GIVEN PROBLEM:
All lines featuring the string "Possible" are to be listed.

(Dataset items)

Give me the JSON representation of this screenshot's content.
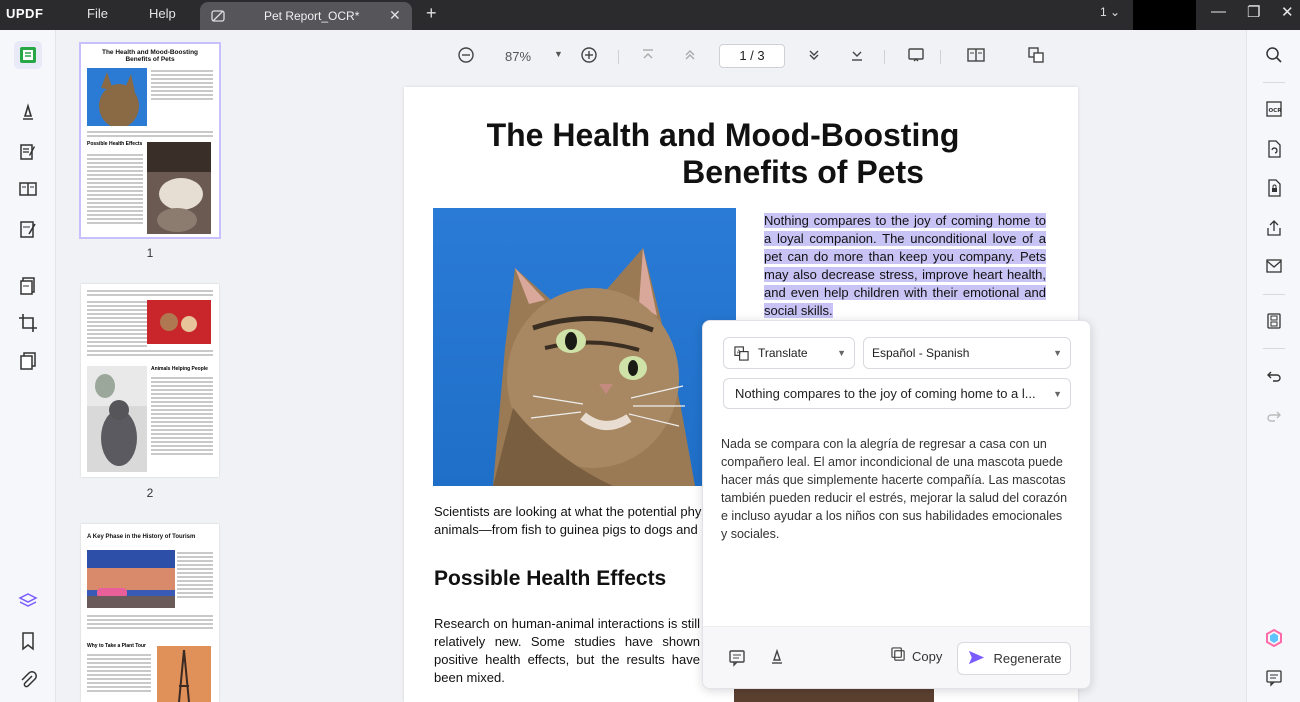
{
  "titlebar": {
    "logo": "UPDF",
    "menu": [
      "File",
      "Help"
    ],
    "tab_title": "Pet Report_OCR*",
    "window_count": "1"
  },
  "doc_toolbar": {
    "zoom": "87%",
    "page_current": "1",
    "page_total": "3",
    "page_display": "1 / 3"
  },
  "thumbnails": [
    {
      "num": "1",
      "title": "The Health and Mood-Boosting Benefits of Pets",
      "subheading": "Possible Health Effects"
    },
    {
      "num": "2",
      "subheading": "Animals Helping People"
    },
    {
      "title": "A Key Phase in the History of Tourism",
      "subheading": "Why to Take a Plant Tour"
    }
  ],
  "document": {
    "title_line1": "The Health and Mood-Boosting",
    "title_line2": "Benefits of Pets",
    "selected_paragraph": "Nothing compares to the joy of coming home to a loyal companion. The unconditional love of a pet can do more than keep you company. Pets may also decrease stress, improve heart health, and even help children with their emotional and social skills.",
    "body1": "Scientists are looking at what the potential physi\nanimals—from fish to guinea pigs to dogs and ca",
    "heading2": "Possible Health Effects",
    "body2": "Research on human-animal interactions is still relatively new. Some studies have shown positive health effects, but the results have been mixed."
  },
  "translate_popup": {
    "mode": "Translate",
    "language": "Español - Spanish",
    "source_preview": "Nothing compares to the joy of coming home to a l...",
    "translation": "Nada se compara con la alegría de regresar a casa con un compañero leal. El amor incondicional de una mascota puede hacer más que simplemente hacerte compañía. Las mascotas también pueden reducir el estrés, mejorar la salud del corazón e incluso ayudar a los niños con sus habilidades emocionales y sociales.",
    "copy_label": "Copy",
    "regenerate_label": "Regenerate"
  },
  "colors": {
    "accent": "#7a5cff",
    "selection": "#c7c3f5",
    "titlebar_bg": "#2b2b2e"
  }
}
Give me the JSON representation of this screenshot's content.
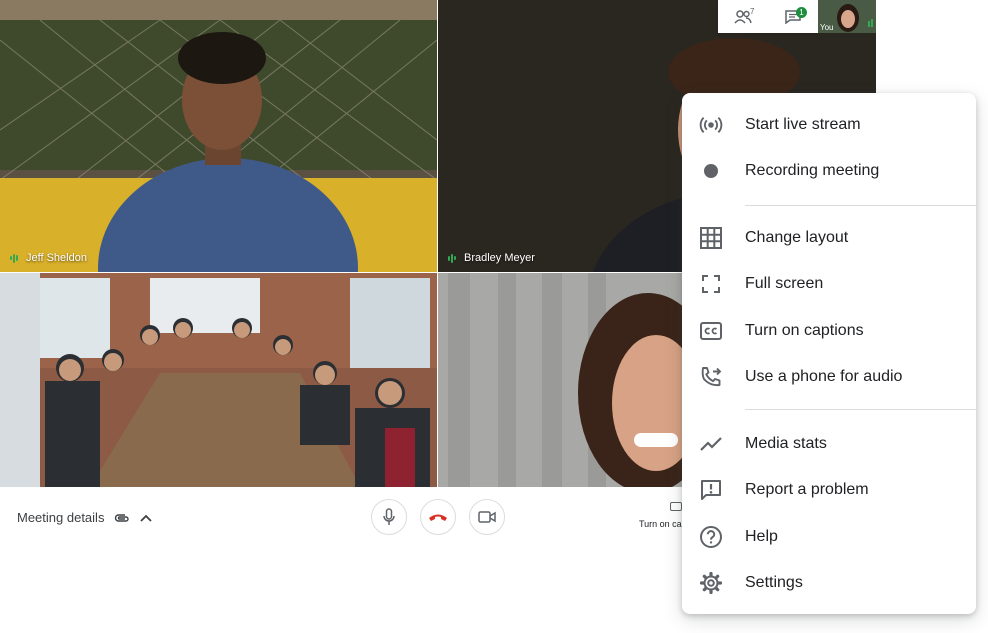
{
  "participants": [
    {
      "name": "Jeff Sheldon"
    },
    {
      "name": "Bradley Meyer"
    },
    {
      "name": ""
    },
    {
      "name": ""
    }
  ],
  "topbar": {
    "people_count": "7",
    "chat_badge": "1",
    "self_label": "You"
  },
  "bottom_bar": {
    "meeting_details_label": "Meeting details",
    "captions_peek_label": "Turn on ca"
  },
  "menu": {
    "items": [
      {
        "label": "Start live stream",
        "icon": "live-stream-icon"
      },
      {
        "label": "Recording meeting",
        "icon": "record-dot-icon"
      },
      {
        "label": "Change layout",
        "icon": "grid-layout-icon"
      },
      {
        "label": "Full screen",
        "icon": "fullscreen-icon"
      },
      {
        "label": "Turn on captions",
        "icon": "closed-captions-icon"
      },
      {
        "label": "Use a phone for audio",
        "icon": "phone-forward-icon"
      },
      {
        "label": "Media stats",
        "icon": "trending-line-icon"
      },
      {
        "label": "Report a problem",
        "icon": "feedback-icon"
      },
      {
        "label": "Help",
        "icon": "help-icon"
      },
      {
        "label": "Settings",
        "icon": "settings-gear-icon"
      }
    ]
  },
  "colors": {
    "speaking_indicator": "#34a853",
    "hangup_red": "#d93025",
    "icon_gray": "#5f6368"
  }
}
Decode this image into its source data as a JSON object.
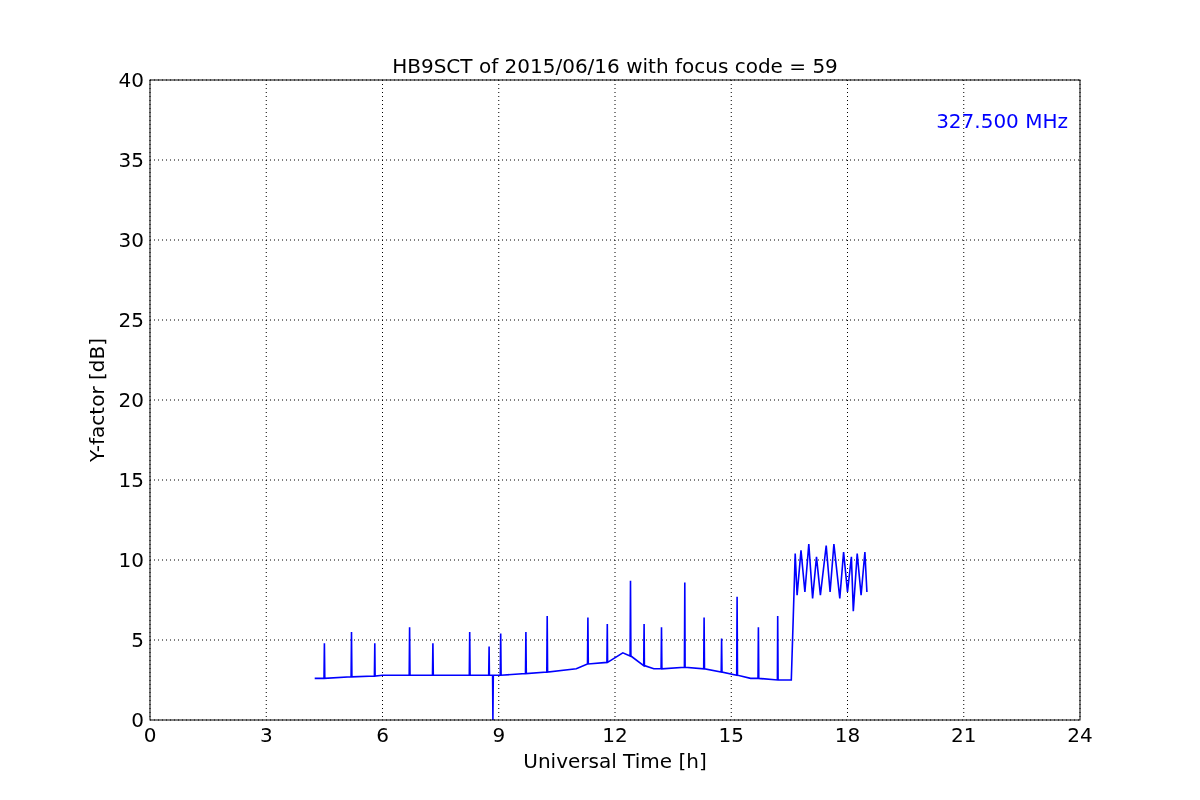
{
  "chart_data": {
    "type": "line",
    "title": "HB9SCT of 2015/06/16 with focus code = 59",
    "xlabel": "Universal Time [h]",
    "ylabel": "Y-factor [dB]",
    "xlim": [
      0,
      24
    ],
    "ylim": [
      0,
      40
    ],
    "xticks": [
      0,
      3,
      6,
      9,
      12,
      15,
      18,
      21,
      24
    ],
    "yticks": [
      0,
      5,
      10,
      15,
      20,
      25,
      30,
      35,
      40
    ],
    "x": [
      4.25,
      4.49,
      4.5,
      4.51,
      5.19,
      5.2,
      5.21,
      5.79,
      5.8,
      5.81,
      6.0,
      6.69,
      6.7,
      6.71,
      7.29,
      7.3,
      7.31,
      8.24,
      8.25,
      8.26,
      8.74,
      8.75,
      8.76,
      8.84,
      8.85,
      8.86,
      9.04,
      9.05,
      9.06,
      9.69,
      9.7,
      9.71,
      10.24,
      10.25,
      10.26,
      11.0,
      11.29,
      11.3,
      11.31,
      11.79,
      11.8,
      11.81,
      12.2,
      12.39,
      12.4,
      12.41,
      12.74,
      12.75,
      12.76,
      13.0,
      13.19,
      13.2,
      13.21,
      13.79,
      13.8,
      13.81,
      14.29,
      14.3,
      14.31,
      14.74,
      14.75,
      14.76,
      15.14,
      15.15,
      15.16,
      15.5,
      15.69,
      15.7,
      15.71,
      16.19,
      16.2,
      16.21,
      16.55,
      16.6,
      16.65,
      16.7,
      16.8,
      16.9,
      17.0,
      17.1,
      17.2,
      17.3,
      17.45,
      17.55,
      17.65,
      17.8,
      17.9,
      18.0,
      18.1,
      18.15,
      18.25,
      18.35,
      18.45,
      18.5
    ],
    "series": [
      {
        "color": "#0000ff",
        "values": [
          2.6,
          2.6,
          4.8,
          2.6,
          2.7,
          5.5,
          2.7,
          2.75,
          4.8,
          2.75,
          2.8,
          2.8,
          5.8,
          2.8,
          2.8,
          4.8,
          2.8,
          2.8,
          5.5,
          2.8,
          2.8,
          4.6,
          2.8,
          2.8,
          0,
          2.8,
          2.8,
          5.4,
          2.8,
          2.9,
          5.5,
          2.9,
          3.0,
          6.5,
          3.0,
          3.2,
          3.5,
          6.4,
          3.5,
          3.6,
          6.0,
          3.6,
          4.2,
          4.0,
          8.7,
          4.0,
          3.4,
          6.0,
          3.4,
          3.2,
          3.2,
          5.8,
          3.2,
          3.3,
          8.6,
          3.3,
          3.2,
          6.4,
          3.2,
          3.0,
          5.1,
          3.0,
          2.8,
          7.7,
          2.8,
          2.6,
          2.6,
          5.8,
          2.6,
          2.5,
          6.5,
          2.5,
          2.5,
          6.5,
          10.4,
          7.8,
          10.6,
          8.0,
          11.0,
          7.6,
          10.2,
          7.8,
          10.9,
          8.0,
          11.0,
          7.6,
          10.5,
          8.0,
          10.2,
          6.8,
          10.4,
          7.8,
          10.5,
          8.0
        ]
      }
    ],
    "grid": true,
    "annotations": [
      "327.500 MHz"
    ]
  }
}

COMPLETED TASK:
      "subheading": "Possible Health Effects"
    "heading2": "Possible Health Effects",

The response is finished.